Start of SOURCE DATA

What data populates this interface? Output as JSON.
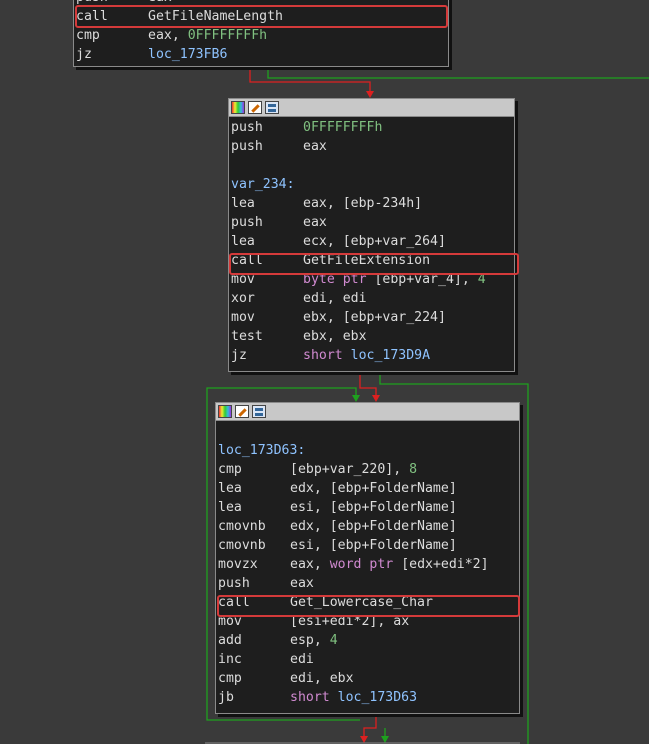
{
  "block1": {
    "lines": [
      {
        "mn": "push",
        "ops": [
          {
            "t": "eax",
            "c": "reg"
          }
        ]
      },
      {
        "mn": "call",
        "ops": [
          {
            "t": "GetFileNameLength",
            "c": "func"
          }
        ]
      },
      {
        "mn": "cmp",
        "ops": [
          {
            "t": "eax",
            "c": "reg"
          },
          {
            "t": ", ",
            "c": "sym"
          },
          {
            "t": "0FFFFFFFFh",
            "c": "num"
          }
        ]
      },
      {
        "mn": "jz",
        "ops": [
          {
            "t": "loc_173FB6",
            "c": "lbl"
          }
        ]
      }
    ]
  },
  "block2": {
    "lines": [
      {
        "mn": "push",
        "ops": [
          {
            "t": "0FFFFFFFFh",
            "c": "num"
          }
        ]
      },
      {
        "mn": "push",
        "ops": [
          {
            "t": "eax",
            "c": "reg"
          }
        ]
      },
      {
        "blank": true
      },
      {
        "label": "var_234:"
      },
      {
        "mn": "lea",
        "ops": [
          {
            "t": "eax",
            "c": "reg"
          },
          {
            "t": ", [",
            "c": "sym"
          },
          {
            "t": "ebp",
            "c": "reg"
          },
          {
            "t": "-234h]",
            "c": "sym"
          }
        ]
      },
      {
        "mn": "push",
        "ops": [
          {
            "t": "eax",
            "c": "reg"
          }
        ]
      },
      {
        "mn": "lea",
        "ops": [
          {
            "t": "ecx",
            "c": "reg"
          },
          {
            "t": ", [",
            "c": "sym"
          },
          {
            "t": "ebp+var_264",
            "c": "sym"
          },
          {
            "t": "]",
            "c": "sym"
          }
        ]
      },
      {
        "mn": "call",
        "ops": [
          {
            "t": "GetFileExtension",
            "c": "func"
          }
        ]
      },
      {
        "mn": "mov",
        "ops": [
          {
            "t": "byte ptr",
            "c": "kw"
          },
          {
            "t": " [",
            "c": "sym"
          },
          {
            "t": "ebp+var_4",
            "c": "sym"
          },
          {
            "t": "], ",
            "c": "sym"
          },
          {
            "t": "4",
            "c": "num"
          }
        ]
      },
      {
        "mn": "xor",
        "ops": [
          {
            "t": "edi",
            "c": "reg"
          },
          {
            "t": ", ",
            "c": "sym"
          },
          {
            "t": "edi",
            "c": "reg"
          }
        ]
      },
      {
        "mn": "mov",
        "ops": [
          {
            "t": "ebx",
            "c": "reg"
          },
          {
            "t": ", [",
            "c": "sym"
          },
          {
            "t": "ebp+var_224",
            "c": "sym"
          },
          {
            "t": "]",
            "c": "sym"
          }
        ]
      },
      {
        "mn": "test",
        "ops": [
          {
            "t": "ebx",
            "c": "reg"
          },
          {
            "t": ", ",
            "c": "sym"
          },
          {
            "t": "ebx",
            "c": "reg"
          }
        ]
      },
      {
        "mn": "jz",
        "ops": [
          {
            "t": "short",
            "c": "kw"
          },
          {
            "t": " ",
            "c": "sym"
          },
          {
            "t": "loc_173D9A",
            "c": "lbl"
          }
        ]
      }
    ]
  },
  "block3": {
    "lines": [
      {
        "blank": true
      },
      {
        "label": "loc_173D63:"
      },
      {
        "mn": "cmp",
        "ops": [
          {
            "t": "[",
            "c": "sym"
          },
          {
            "t": "ebp+var_220",
            "c": "sym"
          },
          {
            "t": "], ",
            "c": "sym"
          },
          {
            "t": "8",
            "c": "num"
          }
        ]
      },
      {
        "mn": "lea",
        "ops": [
          {
            "t": "edx",
            "c": "reg"
          },
          {
            "t": ", [",
            "c": "sym"
          },
          {
            "t": "ebp+FolderName",
            "c": "sym"
          },
          {
            "t": "]",
            "c": "sym"
          }
        ]
      },
      {
        "mn": "lea",
        "ops": [
          {
            "t": "esi",
            "c": "reg"
          },
          {
            "t": ", [",
            "c": "sym"
          },
          {
            "t": "ebp+FolderName",
            "c": "sym"
          },
          {
            "t": "]",
            "c": "sym"
          }
        ]
      },
      {
        "mn": "cmovnb",
        "ops": [
          {
            "t": "edx",
            "c": "reg"
          },
          {
            "t": ", [",
            "c": "sym"
          },
          {
            "t": "ebp+FolderName",
            "c": "sym"
          },
          {
            "t": "]",
            "c": "sym"
          }
        ]
      },
      {
        "mn": "cmovnb",
        "ops": [
          {
            "t": "esi",
            "c": "reg"
          },
          {
            "t": ", [",
            "c": "sym"
          },
          {
            "t": "ebp+FolderName",
            "c": "sym"
          },
          {
            "t": "]",
            "c": "sym"
          }
        ]
      },
      {
        "mn": "movzx",
        "ops": [
          {
            "t": "eax",
            "c": "reg"
          },
          {
            "t": ", ",
            "c": "sym"
          },
          {
            "t": "word ptr",
            "c": "kw"
          },
          {
            "t": " [",
            "c": "sym"
          },
          {
            "t": "edx+edi*2",
            "c": "sym"
          },
          {
            "t": "]",
            "c": "sym"
          }
        ]
      },
      {
        "mn": "push",
        "ops": [
          {
            "t": "eax",
            "c": "reg"
          }
        ]
      },
      {
        "mn": "call",
        "ops": [
          {
            "t": "Get_Lowercase_Char",
            "c": "func"
          }
        ]
      },
      {
        "mn": "mov",
        "ops": [
          {
            "t": "[",
            "c": "sym"
          },
          {
            "t": "esi+edi*2",
            "c": "sym"
          },
          {
            "t": "], ",
            "c": "sym"
          },
          {
            "t": "ax",
            "c": "reg"
          }
        ]
      },
      {
        "mn": "add",
        "ops": [
          {
            "t": "esp",
            "c": "reg"
          },
          {
            "t": ", ",
            "c": "sym"
          },
          {
            "t": "4",
            "c": "num"
          }
        ]
      },
      {
        "mn": "inc",
        "ops": [
          {
            "t": "edi",
            "c": "reg"
          }
        ]
      },
      {
        "mn": "cmp",
        "ops": [
          {
            "t": "edi",
            "c": "reg"
          },
          {
            "t": ", ",
            "c": "sym"
          },
          {
            "t": "ebx",
            "c": "reg"
          }
        ]
      },
      {
        "mn": "jb",
        "ops": [
          {
            "t": "short",
            "c": "kw"
          },
          {
            "t": " ",
            "c": "sym"
          },
          {
            "t": "loc_173D63",
            "c": "lbl"
          }
        ]
      }
    ]
  },
  "icons": [
    "color-palette-icon",
    "edit-icon",
    "graph-view-icon"
  ],
  "colors": {
    "background": "#3a3a3a",
    "block_bg": "#1e1e1e",
    "highlight_border": "#d43a3a",
    "edge_true": "#1ea01e",
    "edge_false": "#dd2020"
  }
}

End of SOURCE DATA

**TASK GOAL**.
Could you repeat all of the material exactly? Pictures should not be copied.

**RESULT OF THE EXERCISE**.
What data populates this interface? Output as JSON.
{
  "block1": {
    "lines": [
      {
        "mn": "push",
        "ops": [
          {
            "t": "eax",
            "c": "reg"
          }
        ]
      },
      {
        "mn": "call",
        "ops": [
          {
            "t": "GetFileNameLength",
            "c": "func"
          }
        ]
      },
      {
        "mn": "cmp",
        "ops": [
          {
            "t": "eax",
            "c": "reg"
          },
          {
            "t": ", ",
            "c": "sym"
          },
          {
            "t": "0FFFFFFFFh",
            "c": "num"
          }
        ]
      },
      {
        "mn": "jz",
        "ops": [
          {
            "t": "loc_173FB6",
            "c": "lbl"
          }
        ]
      }
    ]
  },
  "block2": {
    "lines": [
      {
        "mn": "push",
        "ops": [
          {
            "t": "0FFFFFFFFh",
            "c": "num"
          }
        ]
      },
      {
        "mn": "push",
        "ops": [
          {
            "t": "eax",
            "c": "reg"
          }
        ]
      },
      {
        "blank": true
      },
      {
        "label": "var_234:"
      },
      {
        "mn": "lea",
        "ops": [
          {
            "t": "eax",
            "c": "reg"
          },
          {
            "t": ", [",
            "c": "sym"
          },
          {
            "t": "ebp",
            "c": "reg"
          },
          {
            "t": "-234h]",
            "c": "sym"
          }
        ]
      },
      {
        "mn": "push",
        "ops": [
          {
            "t": "eax",
            "c": "reg"
          }
        ]
      },
      {
        "mn": "lea",
        "ops": [
          {
            "t": "ecx",
            "c": "reg"
          },
          {
            "t": ", [",
            "c": "sym"
          },
          {
            "t": "ebp+var_264",
            "c": "sym"
          },
          {
            "t": "]",
            "c": "sym"
          }
        ]
      },
      {
        "mn": "call",
        "ops": [
          {
            "t": "GetFileExtension",
            "c": "func"
          }
        ]
      },
      {
        "mn": "mov",
        "ops": [
          {
            "t": "byte ptr",
            "c": "kw"
          },
          {
            "t": " [",
            "c": "sym"
          },
          {
            "t": "ebp+var_4",
            "c": "sym"
          },
          {
            "t": "], ",
            "c": "sym"
          },
          {
            "t": "4",
            "c": "num"
          }
        ]
      },
      {
        "mn": "xor",
        "ops": [
          {
            "t": "edi",
            "c": "reg"
          },
          {
            "t": ", ",
            "c": "sym"
          },
          {
            "t": "edi",
            "c": "reg"
          }
        ]
      },
      {
        "mn": "mov",
        "ops": [
          {
            "t": "ebx",
            "c": "reg"
          },
          {
            "t": ", [",
            "c": "sym"
          },
          {
            "t": "ebp+var_224",
            "c": "sym"
          },
          {
            "t": "]",
            "c": "sym"
          }
        ]
      },
      {
        "mn": "test",
        "ops": [
          {
            "t": "ebx",
            "c": "reg"
          },
          {
            "t": ", ",
            "c": "sym"
          },
          {
            "t": "ebx",
            "c": "reg"
          }
        ]
      },
      {
        "mn": "jz",
        "ops": [
          {
            "t": "short",
            "c": "kw"
          },
          {
            "t": " ",
            "c": "sym"
          },
          {
            "t": "loc_173D9A",
            "c": "lbl"
          }
        ]
      }
    ]
  },
  "block3": {
    "lines": [
      {
        "blank": true
      },
      {
        "label": "loc_173D63:"
      },
      {
        "mn": "cmp",
        "ops": [
          {
            "t": "[",
            "c": "sym"
          },
          {
            "t": "ebp+var_220",
            "c": "sym"
          },
          {
            "t": "], ",
            "c": "sym"
          },
          {
            "t": "8",
            "c": "num"
          }
        ]
      },
      {
        "mn": "lea",
        "ops": [
          {
            "t": "edx",
            "c": "reg"
          },
          {
            "t": ", [",
            "c": "sym"
          },
          {
            "t": "ebp+FolderName",
            "c": "sym"
          },
          {
            "t": "]",
            "c": "sym"
          }
        ]
      },
      {
        "mn": "lea",
        "ops": [
          {
            "t": "esi",
            "c": "reg"
          },
          {
            "t": ", [",
            "c": "sym"
          },
          {
            "t": "ebp+FolderName",
            "c": "sym"
          },
          {
            "t": "]",
            "c": "sym"
          }
        ]
      },
      {
        "mn": "cmovnb",
        "ops": [
          {
            "t": "edx",
            "c": "reg"
          },
          {
            "t": ", [",
            "c": "sym"
          },
          {
            "t": "ebp+FolderName",
            "c": "sym"
          },
          {
            "t": "]",
            "c": "sym"
          }
        ]
      },
      {
        "mn": "cmovnb",
        "ops": [
          {
            "t": "esi",
            "c": "reg"
          },
          {
            "t": ", [",
            "c": "sym"
          },
          {
            "t": "ebp+FolderName",
            "c": "sym"
          },
          {
            "t": "]",
            "c": "sym"
          }
        ]
      },
      {
        "mn": "movzx",
        "ops": [
          {
            "t": "eax",
            "c": "reg"
          },
          {
            "t": ", ",
            "c": "sym"
          },
          {
            "t": "word ptr",
            "c": "kw"
          },
          {
            "t": " [",
            "c": "sym"
          },
          {
            "t": "edx+edi*2",
            "c": "sym"
          },
          {
            "t": "]",
            "c": "sym"
          }
        ]
      },
      {
        "mn": "push",
        "ops": [
          {
            "t": "eax",
            "c": "reg"
          }
        ]
      },
      {
        "mn": "call",
        "ops": [
          {
            "t": "Get_Lowercase_Char",
            "c": "func"
          }
        ]
      },
      {
        "mn": "mov",
        "ops": [
          {
            "t": "[",
            "c": "sym"
          },
          {
            "t": "esi+edi*2",
            "c": "sym"
          },
          {
            "t": "], ",
            "c": "sym"
          },
          {
            "t": "ax",
            "c": "reg"
          }
        ]
      },
      {
        "mn": "add",
        "ops": [
          {
            "t": "esp",
            "c": "reg"
          },
          {
            "t": ", ",
            "c": "sym"
          },
          {
            "t": "4",
            "c": "num"
          }
        ]
      },
      {
        "mn": "inc",
        "ops": [
          {
            "t": "edi",
            "c": "reg"
          }
        ]
      },
      {
        "mn": "cmp",
        "ops": [
          {
            "t": "edi",
            "c": "reg"
          },
          {
            "t": ", ",
            "c": "sym"
          },
          {
            "t": "ebx",
            "c": "reg"
          }
        ]
      },
      {
        "mn": "jb",
        "ops": [
          {
            "t": "short",
            "c": "kw"
          },
          {
            "t": " ",
            "c": "sym"
          },
          {
            "t": "loc_173D63",
            "c": "lbl"
          }
        ]
      }
    ]
  },
  "icons": [
    "color-palette-icon",
    "edit-icon",
    "graph-view-icon"
  ],
  "colors": {
    "background": "#3a3a3a",
    "block_bg": "#1e1e1e",
    "highlight_border": "#d43a3a",
    "edge_true": "#1ea01e",
    "edge_false": "#dd2020"
  }
}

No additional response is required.